◆ Texto dado ◆
───
Quizás la principal similitud con 2008 radica en que los bancos han vuelto a primer plano de preocupación. En particular los europeos que, pese a haber recibido del orden de 661.000 millones de euros en ayudas y una liquidez sin tasa del Banco Central Europeo (BCE), siguen concitando dudas sobre su salud real. Dejando aparte las recurrentes sospechas de que sus cuentas mantengan más fallidos de los que confiesan, surge la evidencia de que el negocio va a ser difícilmente sostenible en un contexto de tipos de interés nulos o negativos, bajo crecimiento y escasa inflación. Dicho de otra manera, existe desconfianza ante unos bancos que, pese a la que montaron, siguen funcionando bastante igual.
───
◆ Qué harás ◆
**A.** Indica si cada afirmación coincide con el texto sobre la banca europea y justifica tu respuesta citando literalmente las palabras que lo deciden. (i) Los bancos europeos recibieron ayudas del orden de 661.000 millones de euros. (ii) Los bancos europeos han cambiado profundamente su forma de funcionar. (iii) El negocio bancario será fácil de sostener con tipos de interés nulos o negativos.
**B.** Escribe una continuación del texto sobre la banca europea a partir de su última oración.

Listados de regiones y etiquetas
───
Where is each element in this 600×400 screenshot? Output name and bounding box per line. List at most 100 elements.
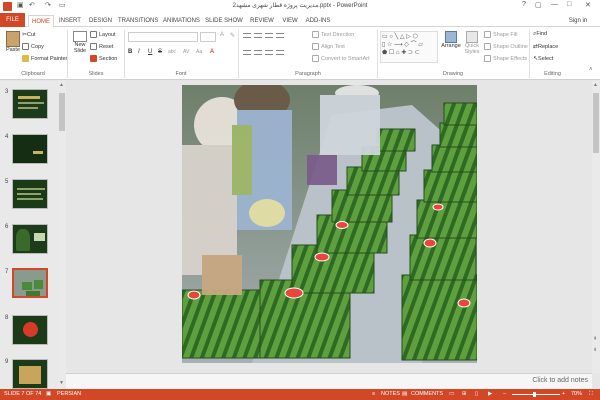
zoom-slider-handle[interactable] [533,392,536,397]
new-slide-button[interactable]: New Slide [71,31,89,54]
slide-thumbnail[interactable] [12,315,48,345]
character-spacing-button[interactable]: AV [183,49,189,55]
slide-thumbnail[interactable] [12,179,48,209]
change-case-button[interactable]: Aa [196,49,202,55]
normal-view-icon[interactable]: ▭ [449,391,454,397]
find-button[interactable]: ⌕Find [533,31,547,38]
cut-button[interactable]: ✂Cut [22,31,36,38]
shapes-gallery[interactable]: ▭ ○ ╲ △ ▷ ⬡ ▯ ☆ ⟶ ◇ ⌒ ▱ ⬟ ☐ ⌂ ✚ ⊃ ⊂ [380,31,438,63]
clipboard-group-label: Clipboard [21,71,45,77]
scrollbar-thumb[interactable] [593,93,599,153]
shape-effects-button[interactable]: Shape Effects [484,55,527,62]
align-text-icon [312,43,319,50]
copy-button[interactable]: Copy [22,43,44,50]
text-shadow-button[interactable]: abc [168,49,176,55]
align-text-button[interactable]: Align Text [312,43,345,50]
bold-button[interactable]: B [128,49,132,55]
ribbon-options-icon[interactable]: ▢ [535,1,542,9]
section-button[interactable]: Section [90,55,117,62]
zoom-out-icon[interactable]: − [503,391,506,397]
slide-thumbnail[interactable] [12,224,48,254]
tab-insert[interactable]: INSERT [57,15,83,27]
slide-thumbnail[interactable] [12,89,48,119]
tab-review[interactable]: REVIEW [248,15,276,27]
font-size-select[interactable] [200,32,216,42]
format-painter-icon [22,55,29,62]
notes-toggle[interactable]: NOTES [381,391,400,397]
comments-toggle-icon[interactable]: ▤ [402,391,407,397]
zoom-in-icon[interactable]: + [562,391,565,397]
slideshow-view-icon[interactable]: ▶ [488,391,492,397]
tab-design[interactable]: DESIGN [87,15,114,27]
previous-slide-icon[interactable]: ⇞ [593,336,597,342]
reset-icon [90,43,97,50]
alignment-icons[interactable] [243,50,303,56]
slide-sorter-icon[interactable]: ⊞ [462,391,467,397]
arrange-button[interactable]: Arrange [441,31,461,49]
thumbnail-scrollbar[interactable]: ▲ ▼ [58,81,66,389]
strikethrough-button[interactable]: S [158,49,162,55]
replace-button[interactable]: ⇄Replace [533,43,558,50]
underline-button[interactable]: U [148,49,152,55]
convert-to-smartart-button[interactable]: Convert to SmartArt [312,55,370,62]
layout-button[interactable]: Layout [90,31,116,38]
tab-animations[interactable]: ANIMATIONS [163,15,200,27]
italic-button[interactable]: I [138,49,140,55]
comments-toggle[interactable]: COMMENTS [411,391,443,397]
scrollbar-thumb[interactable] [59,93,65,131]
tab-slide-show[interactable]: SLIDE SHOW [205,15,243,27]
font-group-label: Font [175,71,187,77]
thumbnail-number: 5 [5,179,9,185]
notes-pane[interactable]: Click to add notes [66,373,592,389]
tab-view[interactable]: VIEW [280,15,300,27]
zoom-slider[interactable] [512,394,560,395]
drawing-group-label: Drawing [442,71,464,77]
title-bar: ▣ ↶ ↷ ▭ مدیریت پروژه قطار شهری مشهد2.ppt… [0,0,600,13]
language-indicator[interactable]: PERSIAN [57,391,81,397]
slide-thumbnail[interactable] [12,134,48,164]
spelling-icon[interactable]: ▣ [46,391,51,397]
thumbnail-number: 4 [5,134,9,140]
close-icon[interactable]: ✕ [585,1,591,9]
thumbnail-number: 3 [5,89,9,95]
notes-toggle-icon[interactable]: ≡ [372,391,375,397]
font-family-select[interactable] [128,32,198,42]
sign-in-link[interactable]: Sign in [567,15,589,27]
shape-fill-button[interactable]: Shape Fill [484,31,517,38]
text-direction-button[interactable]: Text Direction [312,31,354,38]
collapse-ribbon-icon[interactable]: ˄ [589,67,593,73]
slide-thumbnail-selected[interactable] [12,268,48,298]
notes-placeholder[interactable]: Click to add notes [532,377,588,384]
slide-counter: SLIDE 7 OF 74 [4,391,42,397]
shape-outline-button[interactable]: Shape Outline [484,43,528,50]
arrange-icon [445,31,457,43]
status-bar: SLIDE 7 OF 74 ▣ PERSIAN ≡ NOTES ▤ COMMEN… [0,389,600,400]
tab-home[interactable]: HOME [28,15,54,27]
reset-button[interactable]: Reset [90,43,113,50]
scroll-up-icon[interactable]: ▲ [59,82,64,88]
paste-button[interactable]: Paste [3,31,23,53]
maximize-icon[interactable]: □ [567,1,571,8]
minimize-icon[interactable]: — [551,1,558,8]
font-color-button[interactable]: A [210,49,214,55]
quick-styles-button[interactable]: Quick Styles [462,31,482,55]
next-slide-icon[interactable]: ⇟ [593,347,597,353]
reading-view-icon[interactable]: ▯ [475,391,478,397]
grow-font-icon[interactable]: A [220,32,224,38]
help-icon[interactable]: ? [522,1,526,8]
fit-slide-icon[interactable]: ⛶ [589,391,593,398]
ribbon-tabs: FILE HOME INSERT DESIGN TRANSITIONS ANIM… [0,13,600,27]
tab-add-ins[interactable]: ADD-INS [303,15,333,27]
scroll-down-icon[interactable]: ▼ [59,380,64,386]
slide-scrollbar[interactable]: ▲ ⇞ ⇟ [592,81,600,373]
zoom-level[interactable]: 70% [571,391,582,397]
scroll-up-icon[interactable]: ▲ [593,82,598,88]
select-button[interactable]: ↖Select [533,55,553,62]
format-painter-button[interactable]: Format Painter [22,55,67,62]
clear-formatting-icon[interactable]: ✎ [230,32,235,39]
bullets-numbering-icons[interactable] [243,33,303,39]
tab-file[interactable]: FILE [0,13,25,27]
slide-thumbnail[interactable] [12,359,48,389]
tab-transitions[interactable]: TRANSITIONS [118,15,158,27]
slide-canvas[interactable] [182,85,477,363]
───
◆ Respuestas ◆
**A.**
(i) Sí: «del orden de 661.000 millones de euros en ayudas».
(ii) No: «siguen funcionando bastante igual».
(iii) No: «va a ser difícilmente sostenible en un contexto de tipos de interés nulos o negativos».

**B.**
Con semejante panorama, la economía de un país regido por un gobierno en funciones, con una arquitectura parlamentaria muy dispersa y compleja, una crisis político-territorial y signos aún muy endebles de recuperación… ¿puede sorprender a alguien que caiga la bolsa, suba su prima de riesgo y haya caído en un relativo impasse inversor? Pues, parafraseando lo que decía el inefable Joaquín Sabina: “pongamos que hablo de España”. Aunque no suene muy bien, es lo que hay.